Exercise directions:
Repeat the entire listing exactly as written.
--- --- ---
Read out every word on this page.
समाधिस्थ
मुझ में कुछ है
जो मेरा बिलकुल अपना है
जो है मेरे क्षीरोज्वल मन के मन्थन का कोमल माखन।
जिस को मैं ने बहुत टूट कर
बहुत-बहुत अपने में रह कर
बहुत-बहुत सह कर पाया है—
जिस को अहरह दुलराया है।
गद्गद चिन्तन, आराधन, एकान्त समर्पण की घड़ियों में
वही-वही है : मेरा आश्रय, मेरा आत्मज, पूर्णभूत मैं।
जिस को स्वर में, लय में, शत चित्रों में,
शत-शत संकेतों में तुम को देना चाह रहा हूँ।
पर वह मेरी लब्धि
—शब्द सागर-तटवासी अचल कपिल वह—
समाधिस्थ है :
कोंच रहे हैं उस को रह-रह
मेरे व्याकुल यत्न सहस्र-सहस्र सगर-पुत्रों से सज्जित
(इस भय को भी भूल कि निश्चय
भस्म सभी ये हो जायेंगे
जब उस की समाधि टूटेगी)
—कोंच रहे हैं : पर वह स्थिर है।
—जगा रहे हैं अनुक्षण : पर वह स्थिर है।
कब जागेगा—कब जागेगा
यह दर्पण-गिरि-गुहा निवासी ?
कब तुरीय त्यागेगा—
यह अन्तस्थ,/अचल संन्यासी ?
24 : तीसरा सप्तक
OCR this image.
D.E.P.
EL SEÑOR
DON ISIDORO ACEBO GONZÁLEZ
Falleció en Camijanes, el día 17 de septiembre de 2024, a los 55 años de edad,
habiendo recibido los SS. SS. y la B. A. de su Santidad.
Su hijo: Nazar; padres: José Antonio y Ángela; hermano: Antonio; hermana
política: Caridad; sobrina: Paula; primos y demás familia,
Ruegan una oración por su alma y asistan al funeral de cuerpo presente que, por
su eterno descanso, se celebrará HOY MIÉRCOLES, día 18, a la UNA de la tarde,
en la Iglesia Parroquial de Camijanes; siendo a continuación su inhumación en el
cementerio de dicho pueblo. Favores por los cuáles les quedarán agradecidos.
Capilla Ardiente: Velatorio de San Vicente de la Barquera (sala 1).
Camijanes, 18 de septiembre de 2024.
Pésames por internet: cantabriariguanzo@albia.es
--- --- ---
Result of the task:
Read out every word on this page.
समाधिस्थ
मुझ में कुछ है
जो मेरा बिलकुल अपना है
जो है मेरे क्षीरोज्वल मन के मन्थन का कोमल माखन।
जिस को मैं ने बहुत टूट कर
बहुत-बहुत अपने में रह कर
बहुत-बहुत सह कर पाया है—
जिस को अहरह दुलराया है।
गद्गद चिन्तन, आराधन, एकान्त समर्पण की घड़ियों में
वही-वही है : मेरा आश्रय, मेरा आत्मज, पूर्णभूत मैं।
जिस को स्वर में, लय में, शत चित्रों में,
शत-शत संकेतों में तुम को देना चाह रहा हूँ।
पर वह मेरी लब्धि
—शब्द सागर-तटवासी अचल कपिल वह—
समाधिस्थ है :
कोंच रहे हैं उस को रह-रह
मेरे व्याकुल यत्न सहस्र-सहस्र सगर-पुत्रों से सज्जित
(इस भय को भी भूल कि निश्चय
भस्म सभी ये हो जायेंगे
जब उस की समाधि टूटेगी)
—कोंच रहे हैं : पर वह स्थिर है।
—जगा रहे हैं अनुक्षण : पर वह स्थिर है।
कब जागेगा—कब जागेगा
यह दर्पण-गिरि-गुहा निवासी ?
कब तुरीय त्यागेगा—
यह अन्तस्थ,/अचल संन्यासी ?
24 : तीसरा सप्तक
OCR this image.
D.E.P.
EL SEÑOR
DON ISIDORO ACEBO GONZÁLEZ
Falleció en Camijanes, el día 17 de septiembre de 2024, a los 55 años de edad,
habiendo recibido los SS. SS. y la B. A. de su Santidad.
Su hijo: Nazar; padres: José Antonio y Ángela; hermano: Antonio; hermana
política: Caridad; sobrina: Paula; primos y demás familia,
Ruegan una oración por su alma y asistan al funeral de cuerpo presente que, por
su eterno descanso, se celebrará HOY MIÉRCOLES, día 18, a la UNA de la tarde,
en la Iglesia Parroquial de Camijanes; siendo a continuación su inhumación en el
cementerio de dicho pueblo. Favores por los cuáles les quedarán agradecidos.
Capilla Ardiente: Velatorio de San Vicente de la Barquera (sala 1).
Camijanes, 18 de septiembre de 2024.
Pésames por internet: cantabriariguanzo@albia.es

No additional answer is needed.